Work required:
Quote the full listing word for word.

(Stored data entries)
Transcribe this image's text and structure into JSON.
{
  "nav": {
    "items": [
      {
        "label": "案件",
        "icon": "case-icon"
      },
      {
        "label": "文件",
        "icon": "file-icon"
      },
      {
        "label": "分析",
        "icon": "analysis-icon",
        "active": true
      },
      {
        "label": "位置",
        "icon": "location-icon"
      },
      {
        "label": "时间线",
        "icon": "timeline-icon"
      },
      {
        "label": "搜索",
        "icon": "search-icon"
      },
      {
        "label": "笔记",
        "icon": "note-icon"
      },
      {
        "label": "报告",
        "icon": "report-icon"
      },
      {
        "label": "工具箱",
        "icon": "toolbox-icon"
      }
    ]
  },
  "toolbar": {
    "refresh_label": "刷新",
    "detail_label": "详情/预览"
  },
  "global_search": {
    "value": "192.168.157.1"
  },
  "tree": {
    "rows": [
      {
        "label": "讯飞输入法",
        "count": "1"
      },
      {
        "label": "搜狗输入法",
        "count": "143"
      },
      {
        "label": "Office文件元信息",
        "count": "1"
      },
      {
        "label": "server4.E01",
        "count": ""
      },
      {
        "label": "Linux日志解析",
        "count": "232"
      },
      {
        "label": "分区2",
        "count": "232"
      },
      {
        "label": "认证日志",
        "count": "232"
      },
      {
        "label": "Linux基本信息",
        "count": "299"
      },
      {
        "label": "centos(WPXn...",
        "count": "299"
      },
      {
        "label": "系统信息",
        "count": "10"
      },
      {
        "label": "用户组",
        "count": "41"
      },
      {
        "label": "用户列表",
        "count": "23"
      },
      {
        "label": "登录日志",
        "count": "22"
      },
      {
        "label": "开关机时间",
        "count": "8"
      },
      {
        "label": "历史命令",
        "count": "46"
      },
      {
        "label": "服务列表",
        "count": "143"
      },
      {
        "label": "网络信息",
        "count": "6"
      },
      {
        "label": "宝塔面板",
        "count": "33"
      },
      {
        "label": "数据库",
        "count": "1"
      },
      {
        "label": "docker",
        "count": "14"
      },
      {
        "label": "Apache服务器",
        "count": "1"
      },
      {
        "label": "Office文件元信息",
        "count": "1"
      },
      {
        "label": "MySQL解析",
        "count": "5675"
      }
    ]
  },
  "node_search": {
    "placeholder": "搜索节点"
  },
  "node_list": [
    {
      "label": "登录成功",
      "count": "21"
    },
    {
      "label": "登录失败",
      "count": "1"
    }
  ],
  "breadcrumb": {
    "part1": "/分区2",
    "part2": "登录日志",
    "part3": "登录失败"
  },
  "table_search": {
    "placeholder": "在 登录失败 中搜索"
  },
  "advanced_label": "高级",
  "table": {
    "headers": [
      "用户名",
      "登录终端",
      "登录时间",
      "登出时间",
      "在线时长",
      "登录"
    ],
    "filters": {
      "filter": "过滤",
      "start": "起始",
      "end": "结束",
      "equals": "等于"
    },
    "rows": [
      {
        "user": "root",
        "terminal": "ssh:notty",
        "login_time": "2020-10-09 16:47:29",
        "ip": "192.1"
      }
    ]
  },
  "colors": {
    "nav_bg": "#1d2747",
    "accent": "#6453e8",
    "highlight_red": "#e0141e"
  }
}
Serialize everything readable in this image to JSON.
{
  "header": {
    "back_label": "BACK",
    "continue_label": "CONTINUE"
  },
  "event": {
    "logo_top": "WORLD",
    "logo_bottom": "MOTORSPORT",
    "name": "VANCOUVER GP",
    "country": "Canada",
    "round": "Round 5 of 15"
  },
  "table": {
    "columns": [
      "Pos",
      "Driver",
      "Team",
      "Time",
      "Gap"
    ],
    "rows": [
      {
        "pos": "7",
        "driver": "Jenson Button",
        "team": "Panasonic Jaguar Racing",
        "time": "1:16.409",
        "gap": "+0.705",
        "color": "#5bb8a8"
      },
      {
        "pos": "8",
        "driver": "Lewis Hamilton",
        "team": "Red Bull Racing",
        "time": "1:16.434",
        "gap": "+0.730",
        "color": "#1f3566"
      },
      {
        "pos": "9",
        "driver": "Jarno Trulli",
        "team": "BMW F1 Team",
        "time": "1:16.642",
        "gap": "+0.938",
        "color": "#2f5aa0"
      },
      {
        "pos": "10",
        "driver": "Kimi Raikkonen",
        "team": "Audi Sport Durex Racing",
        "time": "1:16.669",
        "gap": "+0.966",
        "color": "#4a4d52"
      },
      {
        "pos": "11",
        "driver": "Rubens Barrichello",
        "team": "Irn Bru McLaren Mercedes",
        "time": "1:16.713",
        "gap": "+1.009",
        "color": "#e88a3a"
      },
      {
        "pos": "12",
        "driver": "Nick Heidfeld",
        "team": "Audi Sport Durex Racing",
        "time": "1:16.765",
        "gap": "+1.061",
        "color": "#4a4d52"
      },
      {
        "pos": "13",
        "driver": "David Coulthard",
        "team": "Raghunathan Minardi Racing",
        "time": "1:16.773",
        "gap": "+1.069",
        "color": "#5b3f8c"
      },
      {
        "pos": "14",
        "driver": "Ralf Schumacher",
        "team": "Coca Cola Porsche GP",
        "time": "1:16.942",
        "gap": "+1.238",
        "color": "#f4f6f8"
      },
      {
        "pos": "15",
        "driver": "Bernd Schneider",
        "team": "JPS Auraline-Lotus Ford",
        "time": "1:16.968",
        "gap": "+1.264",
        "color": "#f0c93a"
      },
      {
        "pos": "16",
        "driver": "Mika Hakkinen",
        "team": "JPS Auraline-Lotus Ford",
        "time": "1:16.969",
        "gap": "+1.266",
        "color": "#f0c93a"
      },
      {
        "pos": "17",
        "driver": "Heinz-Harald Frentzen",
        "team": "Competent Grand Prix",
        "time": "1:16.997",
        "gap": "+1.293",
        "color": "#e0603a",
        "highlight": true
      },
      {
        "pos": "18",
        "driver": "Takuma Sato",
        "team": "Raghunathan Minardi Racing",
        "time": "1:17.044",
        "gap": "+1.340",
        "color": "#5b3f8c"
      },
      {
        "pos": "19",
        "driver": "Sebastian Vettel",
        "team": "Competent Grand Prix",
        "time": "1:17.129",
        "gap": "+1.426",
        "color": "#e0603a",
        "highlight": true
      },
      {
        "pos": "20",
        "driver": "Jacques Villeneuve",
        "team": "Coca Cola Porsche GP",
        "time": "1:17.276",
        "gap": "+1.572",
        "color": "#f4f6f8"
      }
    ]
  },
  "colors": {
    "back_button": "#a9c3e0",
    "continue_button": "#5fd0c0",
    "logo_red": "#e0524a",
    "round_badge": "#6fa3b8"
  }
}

Output for this exercise:
Transcribe this image's text and structure into JSON.
{
  "nav": {
    "items": [
      {
        "label": "案件",
        "icon": "case-icon"
      },
      {
        "label": "文件",
        "icon": "file-icon"
      },
      {
        "label": "分析",
        "icon": "analysis-icon",
        "active": true
      },
      {
        "label": "位置",
        "icon": "location-icon"
      },
      {
        "label": "时间线",
        "icon": "timeline-icon"
      },
      {
        "label": "搜索",
        "icon": "search-icon"
      },
      {
        "label": "笔记",
        "icon": "note-icon"
      },
      {
        "label": "报告",
        "icon": "report-icon"
      },
      {
        "label": "工具箱",
        "icon": "toolbox-icon"
      }
    ]
  },
  "toolbar": {
    "refresh_label": "刷新",
    "detail_label": "详情/预览"
  },
  "global_search": {
    "value": "192.168.157.1"
  },
  "tree": {
    "rows": [
      {
        "label": "讯飞输入法",
        "count": "1"
      },
      {
        "label": "搜狗输入法",
        "count": "143"
      },
      {
        "label": "Office文件元信息",
        "count": "1"
      },
      {
        "label": "server4.E01",
        "count": ""
      },
      {
        "label": "Linux日志解析",
        "count": "232"
      },
      {
        "label": "分区2",
        "count": "232"
      },
      {
        "label": "认证日志",
        "count": "232"
      },
      {
        "label": "Linux基本信息",
        "count": "299"
      },
      {
        "label": "centos(WPXn...",
        "count": "299"
      },
      {
        "label": "系统信息",
        "count": "10"
      },
      {
        "label": "用户组",
        "count": "41"
      },
      {
        "label": "用户列表",
        "count": "23"
      },
      {
        "label": "登录日志",
        "count": "22"
      },
      {
        "label": "开关机时间",
        "count": "8"
      },
      {
        "label": "历史命令",
        "count": "46"
      },
      {
        "label": "服务列表",
        "count": "143"
      },
      {
        "label": "网络信息",
        "count": "6"
      },
      {
        "label": "宝塔面板",
        "count": "33"
      },
      {
        "label": "数据库",
        "count": "1"
      },
      {
        "label": "docker",
        "count": "14"
      },
      {
        "label": "Apache服务器",
        "count": "1"
      },
      {
        "label": "Office文件元信息",
        "count": "1"
      },
      {
        "label": "MySQL解析",
        "count": "5675"
      }
    ]
  },
  "node_search": {
    "placeholder": "搜索节点"
  },
  "node_list": [
    {
      "label": "登录成功",
      "count": "21"
    },
    {
      "label": "登录失败",
      "count": "1"
    }
  ],
  "breadcrumb": {
    "part1": "/分区2",
    "part2": "登录日志",
    "part3": "登录失败"
  },
  "table_search": {
    "placeholder": "在 登录失败 中搜索"
  },
  "advanced_label": "高级",
  "table": {
    "headers": [
      "用户名",
      "登录终端",
      "登录时间",
      "登出时间",
      "在线时长",
      "登录"
    ],
    "filters": {
      "filter": "过滤",
      "start": "起始",
      "end": "结束",
      "equals": "等于"
    },
    "rows": [
      {
        "user": "root",
        "terminal": "ssh:notty",
        "login_time": "2020-10-09 16:47:29",
        "ip": "192.1"
      }
    ]
  },
  "colors": {
    "nav_bg": "#1d2747",
    "accent": "#6453e8",
    "highlight_red": "#e0141e"
  }
}
Serialize everything readable in this image to JSON.
{
  "header": {
    "back_label": "BACK",
    "continue_label": "CONTINUE"
  },
  "event": {
    "logo_top": "WORLD",
    "logo_bottom": "MOTORSPORT",
    "name": "VANCOUVER GP",
    "country": "Canada",
    "round": "Round 5 of 15"
  },
  "table": {
    "columns": [
      "Pos",
      "Driver",
      "Team",
      "Time",
      "Gap"
    ],
    "rows": [
      {
        "pos": "7",
        "driver": "Jenson Button",
        "team": "Panasonic Jaguar Racing",
        "time": "1:16.409",
        "gap": "+0.705",
        "color": "#5bb8a8"
      },
      {
        "pos": "8",
        "driver": "Lewis Hamilton",
        "team": "Red Bull Racing",
        "time": "1:16.434",
        "gap": "+0.730",
        "color": "#1f3566"
      },
      {
        "pos": "9",
        "driver": "Jarno Trulli",
        "team": "BMW F1 Team",
        "time": "1:16.642",
        "gap": "+0.938",
        "color": "#2f5aa0"
      },
      {
        "pos": "10",
        "driver": "Kimi Raikkonen",
        "team": "Audi Sport Durex Racing",
        "time": "1:16.669",
        "gap": "+0.966",
        "color": "#4a4d52"
      },
      {
        "pos": "11",
        "driver": "Rubens Barrichello",
        "team": "Irn Bru McLaren Mercedes",
        "time": "1:16.713",
        "gap": "+1.009",
        "color": "#e88a3a"
      },
      {
        "pos": "12",
        "driver": "Nick Heidfeld",
        "team": "Audi Sport Durex Racing",
        "time": "1:16.765",
        "gap": "+1.061",
        "color": "#4a4d52"
      },
      {
        "pos": "13",
        "driver": "David Coulthard",
        "team": "Raghunathan Minardi Racing",
        "time": "1:16.773",
        "gap": "+1.069",
        "color": "#5b3f8c"
      },
      {
        "pos": "14",
        "driver": "Ralf Schumacher",
        "team": "Coca Cola Porsche GP",
        "time": "1:16.942",
        "gap": "+1.238",
        "color": "#f4f6f8"
      },
      {
        "pos": "15",
        "driver": "Bernd Schneider",
        "team": "JPS Auraline-Lotus Ford",
        "time": "1:16.968",
        "gap": "+1.264",
        "color": "#f0c93a"
      },
      {
        "pos": "16",
        "driver": "Mika Hakkinen",
        "team": "JPS Auraline-Lotus Ford",
        "time": "1:16.969",
        "gap": "+1.266",
        "color": "#f0c93a"
      },
      {
        "pos": "17",
        "driver": "Heinz-Harald Frentzen",
        "team": "Competent Grand Prix",
        "time": "1:16.997",
        "gap": "+1.293",
        "color": "#e0603a",
        "highlight": true
      },
      {
        "pos": "18",
        "driver": "Takuma Sato",
        "team": "Raghunathan Minardi Racing",
        "time": "1:17.044",
        "gap": "+1.340",
        "color": "#5b3f8c"
      },
      {
        "pos": "19",
        "driver": "Sebastian Vettel",
        "team": "Competent Grand Prix",
        "time": "1:17.129",
        "gap": "+1.426",
        "color": "#e0603a",
        "highlight": true
      },
      {
        "pos": "20",
        "driver": "Jacques Villeneuve",
        "team": "Coca Cola Porsche GP",
        "time": "1:17.276",
        "gap": "+1.572",
        "color": "#f4f6f8"
      }
    ]
  },
  "colors": {
    "back_button": "#a9c3e0",
    "continue_button": "#5fd0c0",
    "logo_red": "#e0524a",
    "round_badge": "#6fa3b8"
  }
}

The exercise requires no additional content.